▸ **PROBLEM STATEMENT**: Output every record below exactly as it appears.

▸ **SUPPLIED DATA**:
┌──

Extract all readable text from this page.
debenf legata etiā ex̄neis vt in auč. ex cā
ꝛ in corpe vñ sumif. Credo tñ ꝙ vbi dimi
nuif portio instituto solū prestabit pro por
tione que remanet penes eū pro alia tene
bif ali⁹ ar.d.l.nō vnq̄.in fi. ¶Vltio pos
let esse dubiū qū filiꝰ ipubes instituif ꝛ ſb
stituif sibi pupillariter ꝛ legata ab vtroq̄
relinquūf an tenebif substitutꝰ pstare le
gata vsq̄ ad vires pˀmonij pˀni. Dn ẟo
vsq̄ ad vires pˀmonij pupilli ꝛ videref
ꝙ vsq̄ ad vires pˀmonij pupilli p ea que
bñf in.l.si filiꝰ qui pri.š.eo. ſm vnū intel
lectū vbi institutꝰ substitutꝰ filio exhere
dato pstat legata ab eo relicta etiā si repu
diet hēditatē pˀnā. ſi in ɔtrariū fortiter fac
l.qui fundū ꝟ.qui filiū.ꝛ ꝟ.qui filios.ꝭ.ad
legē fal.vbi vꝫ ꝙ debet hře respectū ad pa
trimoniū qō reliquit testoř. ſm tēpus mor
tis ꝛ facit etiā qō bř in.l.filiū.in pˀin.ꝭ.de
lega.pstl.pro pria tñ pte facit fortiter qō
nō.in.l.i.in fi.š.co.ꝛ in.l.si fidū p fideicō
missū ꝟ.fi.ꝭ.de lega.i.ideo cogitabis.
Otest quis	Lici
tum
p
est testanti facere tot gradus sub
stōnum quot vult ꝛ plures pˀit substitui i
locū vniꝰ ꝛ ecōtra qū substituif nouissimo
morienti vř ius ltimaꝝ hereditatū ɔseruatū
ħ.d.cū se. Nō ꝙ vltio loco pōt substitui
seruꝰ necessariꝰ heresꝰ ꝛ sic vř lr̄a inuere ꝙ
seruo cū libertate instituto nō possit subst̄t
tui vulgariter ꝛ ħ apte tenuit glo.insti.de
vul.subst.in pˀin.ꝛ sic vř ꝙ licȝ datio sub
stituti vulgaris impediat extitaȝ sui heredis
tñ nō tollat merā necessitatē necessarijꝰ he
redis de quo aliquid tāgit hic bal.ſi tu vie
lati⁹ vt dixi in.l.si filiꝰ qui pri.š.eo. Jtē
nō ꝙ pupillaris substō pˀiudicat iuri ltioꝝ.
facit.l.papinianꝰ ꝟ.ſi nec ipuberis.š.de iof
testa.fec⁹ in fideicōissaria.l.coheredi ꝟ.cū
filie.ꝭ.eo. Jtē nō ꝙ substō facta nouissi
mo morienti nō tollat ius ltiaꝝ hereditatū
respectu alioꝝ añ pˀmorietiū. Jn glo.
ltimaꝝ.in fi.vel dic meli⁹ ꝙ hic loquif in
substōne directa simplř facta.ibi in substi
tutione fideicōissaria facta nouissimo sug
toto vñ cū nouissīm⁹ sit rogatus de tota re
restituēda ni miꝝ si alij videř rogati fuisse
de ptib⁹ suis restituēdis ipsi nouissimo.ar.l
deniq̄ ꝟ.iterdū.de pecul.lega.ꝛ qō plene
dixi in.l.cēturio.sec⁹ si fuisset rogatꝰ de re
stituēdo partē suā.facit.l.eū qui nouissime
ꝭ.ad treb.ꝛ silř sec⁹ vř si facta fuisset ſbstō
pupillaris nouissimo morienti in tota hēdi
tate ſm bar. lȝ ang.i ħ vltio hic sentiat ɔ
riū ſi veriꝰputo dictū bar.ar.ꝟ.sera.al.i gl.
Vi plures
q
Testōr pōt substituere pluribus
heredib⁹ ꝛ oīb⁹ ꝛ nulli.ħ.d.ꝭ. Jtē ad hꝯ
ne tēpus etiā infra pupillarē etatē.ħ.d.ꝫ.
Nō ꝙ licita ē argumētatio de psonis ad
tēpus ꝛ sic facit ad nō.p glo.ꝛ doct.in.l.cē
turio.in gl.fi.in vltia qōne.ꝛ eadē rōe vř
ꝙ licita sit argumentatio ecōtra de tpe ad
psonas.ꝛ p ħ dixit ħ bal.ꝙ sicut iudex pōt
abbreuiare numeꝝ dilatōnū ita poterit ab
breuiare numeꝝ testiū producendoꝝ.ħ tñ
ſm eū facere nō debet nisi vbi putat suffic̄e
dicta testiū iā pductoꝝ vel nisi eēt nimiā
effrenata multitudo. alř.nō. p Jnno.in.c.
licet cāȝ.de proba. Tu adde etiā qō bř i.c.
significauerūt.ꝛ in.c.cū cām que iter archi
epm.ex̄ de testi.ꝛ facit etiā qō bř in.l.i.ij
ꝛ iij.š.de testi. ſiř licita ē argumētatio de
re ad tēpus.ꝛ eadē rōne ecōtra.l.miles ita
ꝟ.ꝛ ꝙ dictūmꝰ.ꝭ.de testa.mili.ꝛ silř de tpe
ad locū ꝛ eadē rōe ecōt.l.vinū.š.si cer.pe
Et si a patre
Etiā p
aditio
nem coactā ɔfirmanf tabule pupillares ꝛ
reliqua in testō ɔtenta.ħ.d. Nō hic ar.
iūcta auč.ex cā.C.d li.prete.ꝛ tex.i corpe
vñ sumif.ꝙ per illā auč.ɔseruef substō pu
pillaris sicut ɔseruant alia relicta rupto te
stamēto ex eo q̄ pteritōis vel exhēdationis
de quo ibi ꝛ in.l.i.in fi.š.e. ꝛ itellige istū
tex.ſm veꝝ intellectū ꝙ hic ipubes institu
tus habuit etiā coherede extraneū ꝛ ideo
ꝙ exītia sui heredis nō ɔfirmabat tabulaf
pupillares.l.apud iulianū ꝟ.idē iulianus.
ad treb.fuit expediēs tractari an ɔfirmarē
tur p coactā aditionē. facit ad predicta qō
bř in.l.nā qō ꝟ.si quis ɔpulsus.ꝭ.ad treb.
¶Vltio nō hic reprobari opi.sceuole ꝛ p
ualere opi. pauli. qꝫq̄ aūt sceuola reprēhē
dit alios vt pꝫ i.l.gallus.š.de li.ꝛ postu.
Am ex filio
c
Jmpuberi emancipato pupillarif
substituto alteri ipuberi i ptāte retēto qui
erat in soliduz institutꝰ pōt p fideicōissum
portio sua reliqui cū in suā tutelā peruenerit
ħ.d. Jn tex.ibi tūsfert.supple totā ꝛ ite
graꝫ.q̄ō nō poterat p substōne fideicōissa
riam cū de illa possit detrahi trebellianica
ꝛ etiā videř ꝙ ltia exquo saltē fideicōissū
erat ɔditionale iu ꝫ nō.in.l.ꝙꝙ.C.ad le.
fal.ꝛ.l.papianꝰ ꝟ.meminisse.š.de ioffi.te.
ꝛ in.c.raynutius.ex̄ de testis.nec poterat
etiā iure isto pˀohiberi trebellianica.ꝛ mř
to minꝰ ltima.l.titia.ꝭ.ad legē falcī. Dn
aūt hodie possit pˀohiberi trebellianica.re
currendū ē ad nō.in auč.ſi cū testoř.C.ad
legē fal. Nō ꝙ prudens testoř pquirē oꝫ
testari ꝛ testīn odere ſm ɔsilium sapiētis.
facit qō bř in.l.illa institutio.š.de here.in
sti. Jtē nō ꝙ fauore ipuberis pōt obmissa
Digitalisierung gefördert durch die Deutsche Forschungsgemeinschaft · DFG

└──

▸ **TASK OUTPUT**:
Extract all readable text from this page.
debenf legata etiā ex̄neis vt in auč. ex cā
ꝛ in corpe vñ sumif. Credo tñ ꝙ vbi dimi
nuif portio instituto solū prestabit pro por
tione que remanet penes eū pro alia tene
bif ali⁹ ar.d.l.nō vnq̄.in fi. ¶Vltio pos
let esse dubiū qū filiꝰ ipubes instituif ꝛ ſb
stituif sibi pupillariter ꝛ legata ab vtroq̄
relinquūf an tenebif substitutꝰ pstare le
gata vsq̄ ad vires pˀmonij pˀni. Dn ẟo
vsq̄ ad vires pˀmonij pupilli ꝛ videref
ꝙ vsq̄ ad vires pˀmonij pupilli p ea que
bñf in.l.si filiꝰ qui pri.š.eo. ſm vnū intel
lectū vbi institutꝰ substitutꝰ filio exhere
dato pstat legata ab eo relicta etiā si repu
diet hēditatē pˀnā. ſi in ɔtrariū fortiter fac
l.qui fundū ꝟ.qui filiū.ꝛ ꝟ.qui filios.ꝭ.ad
legē fal.vbi vꝫ ꝙ debet hře respectū ad pa
trimoniū qō reliquit testoř. ſm tēpus mor
tis ꝛ facit etiā qō bř in.l.filiū.in pˀin.ꝭ.de
lega.pstl.pro pria tñ pte facit fortiter qō
nō.in.l.i.in fi.š.co.ꝛ in.l.si fidū p fideicō
missū ꝟ.fi.ꝭ.de lega.i.ideo cogitabis.
Otest quis	Lici
tum
p
est testanti facere tot gradus sub
stōnum quot vult ꝛ plures pˀit substitui i
locū vniꝰ ꝛ ecōtra qū substituif nouissimo
morienti vř ius ltimaꝝ hereditatū ɔseruatū
ħ.d.cū se. Nō ꝙ vltio loco pōt substitui
seruꝰ necessariꝰ heresꝰ ꝛ sic vř lr̄a inuere ꝙ
seruo cū libertate instituto nō possit subst̄t
tui vulgariter ꝛ ħ apte tenuit glo.insti.de
vul.subst.in pˀin.ꝛ sic vř ꝙ licȝ datio sub
stituti vulgaris impediat extitaȝ sui heredis
tñ nō tollat merā necessitatē necessarijꝰ he
redis de quo aliquid tāgit hic bal.ſi tu vie
lati⁹ vt dixi in.l.si filiꝰ qui pri.š.eo. Jtē
nō ꝙ pupillaris substō pˀiudicat iuri ltioꝝ.
facit.l.papinianꝰ ꝟ.ſi nec ipuberis.š.de iof
testa.fec⁹ in fideicōissaria.l.coheredi ꝟ.cū
filie.ꝭ.eo. Jtē nō ꝙ substō facta nouissi
mo morienti nō tollat ius ltiaꝝ hereditatū
respectu alioꝝ añ pˀmorietiū. Jn glo.
ltimaꝝ.in fi.vel dic meli⁹ ꝙ hic loquif in
substōne directa simplř facta.ibi in substi
tutione fideicōissaria facta nouissimo sug
toto vñ cū nouissīm⁹ sit rogatus de tota re
restituēda ni miꝝ si alij videř rogati fuisse
de ptib⁹ suis restituēdis ipsi nouissimo.ar.l
deniq̄ ꝟ.iterdū.de pecul.lega.ꝛ qō plene
dixi in.l.cēturio.sec⁹ si fuisset rogatꝰ de re
stituēdo partē suā.facit.l.eū qui nouissime
ꝭ.ad treb.ꝛ silř sec⁹ vř si facta fuisset ſbstō
pupillaris nouissimo morienti in tota hēdi
tate ſm bar. lȝ ang.i ħ vltio hic sentiat ɔ
riū ſi veriꝰputo dictū bar.ar.ꝟ.sera.al.i gl.
Vi plures
q
Testōr pōt substituere pluribus
heredib⁹ ꝛ oīb⁹ ꝛ nulli.ħ.d.ꝭ. Jtē ad hꝯ
ne tēpus etiā infra pupillarē etatē.ħ.d.ꝫ.
Nō ꝙ licita ē argumētatio de psonis ad
tēpus ꝛ sic facit ad nō.p glo.ꝛ doct.in.l.cē
turio.in gl.fi.in vltia qōne.ꝛ eadē rōe vř
ꝙ licita sit argumentatio ecōtra de tpe ad
psonas.ꝛ p ħ dixit ħ bal.ꝙ sicut iudex pōt
abbreuiare numeꝝ dilatōnū ita poterit ab
breuiare numeꝝ testiū producendoꝝ.ħ tñ
ſm eū facere nō debet nisi vbi putat suffic̄e
dicta testiū iā pductoꝝ vel nisi eēt nimiā
effrenata multitudo. alř.nō. p Jnno.in.c.
licet cāȝ.de proba. Tu adde etiā qō bř i.c.
significauerūt.ꝛ in.c.cū cām que iter archi
epm.ex̄ de testi.ꝛ facit etiā qō bř in.l.i.ij
ꝛ iij.š.de testi. ſiř licita ē argumētatio de
re ad tēpus.ꝛ eadē rōne ecōtra.l.miles ita
ꝟ.ꝛ ꝙ dictūmꝰ.ꝭ.de testa.mili.ꝛ silř de tpe
ad locū ꝛ eadē rōe ecōt.l.vinū.š.si cer.pe
Et si a patre
Etiā p
aditio
nem coactā ɔfirmanf tabule pupillares ꝛ
reliqua in testō ɔtenta.ħ.d. Nō hic ar.
iūcta auč.ex cā.C.d li.prete.ꝛ tex.i corpe
vñ sumif.ꝙ per illā auč.ɔseruef substō pu
pillaris sicut ɔseruant alia relicta rupto te
stamēto ex eo q̄ pteritōis vel exhēdationis
de quo ibi ꝛ in.l.i.in fi.š.e. ꝛ itellige istū
tex.ſm veꝝ intellectū ꝙ hic ipubes institu
tus habuit etiā coherede extraneū ꝛ ideo
ꝙ exītia sui heredis nō ɔfirmabat tabulaf
pupillares.l.apud iulianū ꝟ.idē iulianus.
ad treb.fuit expediēs tractari an ɔfirmarē
tur p coactā aditionē. facit ad predicta qō
bř in.l.nā qō ꝟ.si quis ɔpulsus.ꝭ.ad treb.
¶Vltio nō hic reprobari opi.sceuole ꝛ p
ualere opi. pauli. qꝫq̄ aūt sceuola reprēhē
dit alios vt pꝫ i.l.gallus.š.de li.ꝛ postu.
Am ex filio
c
Jmpuberi emancipato pupillarif
substituto alteri ipuberi i ptāte retēto qui
erat in soliduz institutꝰ pōt p fideicōissum
portio sua reliqui cū in suā tutelā peruenerit
ħ.d. Jn tex.ibi tūsfert.supple totā ꝛ ite
graꝫ.q̄ō nō poterat p substōne fideicōissa
riam cū de illa possit detrahi trebellianica
ꝛ etiā videř ꝙ ltia exquo saltē fideicōissū
erat ɔditionale iu ꝫ nō.in.l.ꝙꝙ.C.ad le.
fal.ꝛ.l.papianꝰ ꝟ.meminisse.š.de ioffi.te.
ꝛ in.c.raynutius.ex̄ de testis.nec poterat
etiā iure isto pˀohiberi trebellianica.ꝛ mř
to minꝰ ltima.l.titia.ꝭ.ad legē falcī. Dn
aūt hodie possit pˀohiberi trebellianica.re
currendū ē ad nō.in auč.ſi cū testoř.C.ad
legē fal. Nō ꝙ prudens testoř pquirē oꝫ
testari ꝛ testīn odere ſm ɔsilium sapiētis.
facit qō bř in.l.illa institutio.š.de here.in
sti. Jtē nō ꝙ fauore ipuberis pōt obmissa
Digitalisierung gefördert durch die Deutsche Forschungsgemeinschaft · DFG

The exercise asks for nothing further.